### GOAL
Return all the data, word for word.
_ _ _ _
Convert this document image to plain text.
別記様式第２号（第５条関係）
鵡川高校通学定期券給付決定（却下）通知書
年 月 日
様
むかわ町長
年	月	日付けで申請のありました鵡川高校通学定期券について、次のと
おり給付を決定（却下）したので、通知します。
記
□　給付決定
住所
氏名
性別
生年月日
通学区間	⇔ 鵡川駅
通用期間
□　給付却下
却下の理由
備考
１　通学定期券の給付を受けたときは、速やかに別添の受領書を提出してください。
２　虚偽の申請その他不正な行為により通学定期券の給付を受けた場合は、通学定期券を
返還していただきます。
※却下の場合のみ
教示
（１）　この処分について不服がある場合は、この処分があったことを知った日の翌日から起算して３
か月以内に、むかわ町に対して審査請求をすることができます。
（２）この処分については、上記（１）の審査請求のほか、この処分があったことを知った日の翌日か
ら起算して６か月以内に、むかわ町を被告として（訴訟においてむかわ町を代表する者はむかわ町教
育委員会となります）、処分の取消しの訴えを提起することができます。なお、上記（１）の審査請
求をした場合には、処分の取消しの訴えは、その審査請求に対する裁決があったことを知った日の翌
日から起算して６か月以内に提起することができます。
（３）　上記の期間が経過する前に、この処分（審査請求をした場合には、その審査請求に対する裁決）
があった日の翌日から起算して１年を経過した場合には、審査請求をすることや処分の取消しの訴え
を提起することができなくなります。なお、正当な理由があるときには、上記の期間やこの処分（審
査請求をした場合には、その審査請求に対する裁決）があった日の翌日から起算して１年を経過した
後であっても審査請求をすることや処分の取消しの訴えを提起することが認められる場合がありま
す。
_ _ _ _
### WRITTEN REPLY
Convert this document image to plain text.
別記様式第２号（第５条関係）
鵡川高校通学定期券給付決定（却下）通知書
年 月 日
様
むかわ町長
年	月	日付けで申請のありました鵡川高校通学定期券について、次のと
おり給付を決定（却下）したので、通知します。
記
□　給付決定
住所
氏名
性別
生年月日
通学区間	⇔ 鵡川駅
通用期間
□　給付却下
却下の理由
備考
１　通学定期券の給付を受けたときは、速やかに別添の受領書を提出してください。
２　虚偽の申請その他不正な行為により通学定期券の給付を受けた場合は、通学定期券を
返還していただきます。
※却下の場合のみ
教示
（１）　この処分について不服がある場合は、この処分があったことを知った日の翌日から起算して３
か月以内に、むかわ町に対して審査請求をすることができます。
（２）この処分については、上記（１）の審査請求のほか、この処分があったことを知った日の翌日か
ら起算して６か月以内に、むかわ町を被告として（訴訟においてむかわ町を代表する者はむかわ町教
育委員会となります）、処分の取消しの訴えを提起することができます。なお、上記（１）の審査請
求をした場合には、処分の取消しの訴えは、その審査請求に対する裁決があったことを知った日の翌
日から起算して６か月以内に提起することができます。
（３）　上記の期間が経過する前に、この処分（審査請求をした場合には、その審査請求に対する裁決）
があった日の翌日から起算して１年を経過した場合には、審査請求をすることや処分の取消しの訴え
を提起することができなくなります。なお、正当な理由があるときには、上記の期間やこの処分（審
査請求をした場合には、その審査請求に対する裁決）があった日の翌日から起算して１年を経過した
後であっても審査請求をすることや処分の取消しの訴えを提起することが認められる場合がありま
す。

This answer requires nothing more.